Data excerpts
◇ ◇ ◇ ◇ ◇ ◇ ◇

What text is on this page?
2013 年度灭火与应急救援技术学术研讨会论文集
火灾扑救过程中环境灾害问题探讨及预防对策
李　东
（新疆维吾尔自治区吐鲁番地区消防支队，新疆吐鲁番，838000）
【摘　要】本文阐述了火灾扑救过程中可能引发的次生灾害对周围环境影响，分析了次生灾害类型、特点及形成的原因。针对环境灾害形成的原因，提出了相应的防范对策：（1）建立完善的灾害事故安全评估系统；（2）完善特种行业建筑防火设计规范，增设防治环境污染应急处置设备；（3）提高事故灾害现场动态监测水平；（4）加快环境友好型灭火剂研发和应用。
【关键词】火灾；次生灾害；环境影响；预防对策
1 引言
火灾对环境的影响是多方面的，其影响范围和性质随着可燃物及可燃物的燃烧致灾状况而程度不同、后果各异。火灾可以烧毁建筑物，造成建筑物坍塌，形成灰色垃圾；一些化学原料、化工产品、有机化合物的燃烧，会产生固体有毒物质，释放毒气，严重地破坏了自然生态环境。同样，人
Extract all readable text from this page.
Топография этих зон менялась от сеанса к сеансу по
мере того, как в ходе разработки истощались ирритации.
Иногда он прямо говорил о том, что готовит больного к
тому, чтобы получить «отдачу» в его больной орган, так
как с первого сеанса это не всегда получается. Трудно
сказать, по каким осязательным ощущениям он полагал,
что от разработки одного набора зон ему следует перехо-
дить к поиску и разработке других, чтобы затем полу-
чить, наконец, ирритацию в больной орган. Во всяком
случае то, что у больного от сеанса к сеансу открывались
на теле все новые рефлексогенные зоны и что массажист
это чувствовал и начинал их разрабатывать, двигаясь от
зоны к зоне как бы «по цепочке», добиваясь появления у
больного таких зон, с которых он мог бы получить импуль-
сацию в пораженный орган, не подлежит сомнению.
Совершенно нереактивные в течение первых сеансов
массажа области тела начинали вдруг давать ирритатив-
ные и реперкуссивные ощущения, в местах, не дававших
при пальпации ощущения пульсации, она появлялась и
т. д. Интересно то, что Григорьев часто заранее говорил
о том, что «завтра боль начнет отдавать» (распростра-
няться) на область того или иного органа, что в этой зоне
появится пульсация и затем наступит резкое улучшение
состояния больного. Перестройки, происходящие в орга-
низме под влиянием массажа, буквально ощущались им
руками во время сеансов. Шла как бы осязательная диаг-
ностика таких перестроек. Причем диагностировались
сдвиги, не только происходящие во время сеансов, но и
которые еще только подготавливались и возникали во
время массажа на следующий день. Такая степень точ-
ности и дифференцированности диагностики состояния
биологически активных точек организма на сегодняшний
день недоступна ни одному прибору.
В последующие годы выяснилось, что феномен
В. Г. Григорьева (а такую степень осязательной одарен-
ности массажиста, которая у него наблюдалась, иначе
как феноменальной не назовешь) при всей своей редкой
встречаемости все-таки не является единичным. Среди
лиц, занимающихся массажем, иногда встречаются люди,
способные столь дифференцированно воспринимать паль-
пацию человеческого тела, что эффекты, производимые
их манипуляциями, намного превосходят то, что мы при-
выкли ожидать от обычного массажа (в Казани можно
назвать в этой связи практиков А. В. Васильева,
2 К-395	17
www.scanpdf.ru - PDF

◇ ◇ ◇ ◇ ◇ ◇ ◇

- [WHAT IS NEEDED]:
All of the entries above need to be reproduced exactly.

- [OUTPUT FOR THIS TASK]:
What text is on this page?
2013 年度灭火与应急救援技术学术研讨会论文集
火灾扑救过程中环境灾害问题探讨及预防对策
李　东
（新疆维吾尔自治区吐鲁番地区消防支队，新疆吐鲁番，838000）
【摘　要】本文阐述了火灾扑救过程中可能引发的次生灾害对周围环境影响，分析了次生灾害类型、特点及形成的原因。针对环境灾害形成的原因，提出了相应的防范对策：（1）建立完善的灾害事故安全评估系统；（2）完善特种行业建筑防火设计规范，增设防治环境污染应急处置设备；（3）提高事故灾害现场动态监测水平；（4）加快环境友好型灭火剂研发和应用。
【关键词】火灾；次生灾害；环境影响；预防对策
1 引言
火灾对环境的影响是多方面的，其影响范围和性质随着可燃物及可燃物的燃烧致灾状况而程度不同、后果各异。火灾可以烧毁建筑物，造成建筑物坍塌，形成灰色垃圾；一些化学原料、化工产品、有机化合物的燃烧，会产生固体有毒物质，释放毒气，严重地破坏了自然生态环境。同样，人
Extract all readable text from this page.
Топография этих зон менялась от сеанса к сеансу по
мере того, как в ходе разработки истощались ирритации.
Иногда он прямо говорил о том, что готовит больного к
тому, чтобы получить «отдачу» в его больной орган, так
как с первого сеанса это не всегда получается. Трудно
сказать, по каким осязательным ощущениям он полагал,
что от разработки одного набора зон ему следует перехо-
дить к поиску и разработке других, чтобы затем полу-
чить, наконец, ирритацию в больной орган. Во всяком
случае то, что у больного от сеанса к сеансу открывались
на теле все новые рефлексогенные зоны и что массажист
это чувствовал и начинал их разрабатывать, двигаясь от
зоны к зоне как бы «по цепочке», добиваясь появления у
больного таких зон, с которых он мог бы получить импуль-
сацию в пораженный орган, не подлежит сомнению.
Совершенно нереактивные в течение первых сеансов
массажа области тела начинали вдруг давать ирритатив-
ные и реперкуссивные ощущения, в местах, не дававших
при пальпации ощущения пульсации, она появлялась и
т. д. Интересно то, что Григорьев часто заранее говорил
о том, что «завтра боль начнет отдавать» (распростра-
няться) на область того или иного органа, что в этой зоне
появится пульсация и затем наступит резкое улучшение
состояния больного. Перестройки, происходящие в орга-
низме под влиянием массажа, буквально ощущались им
руками во время сеансов. Шла как бы осязательная диаг-
ностика таких перестроек. Причем диагностировались
сдвиги, не только происходящие во время сеансов, но и
которые еще только подготавливались и возникали во
время массажа на следующий день. Такая степень точ-
ности и дифференцированности диагностики состояния
биологически активных точек организма на сегодняшний
день недоступна ни одному прибору.
В последующие годы выяснилось, что феномен
В. Г. Григорьева (а такую степень осязательной одарен-
ности массажиста, которая у него наблюдалась, иначе
как феноменальной не назовешь) при всей своей редкой
встречаемости все-таки не является единичным. Среди
лиц, занимающихся массажем, иногда встречаются люди,
способные столь дифференцированно воспринимать паль-
пацию человеческого тела, что эффекты, производимые
их манипуляциями, намного превосходят то, что мы при-
выкли ожидать от обычного массажа (в Казани можно
назвать в этой связи практиков А. В. Васильева,
2 К-395	17
www.scanpdf.ru - PDF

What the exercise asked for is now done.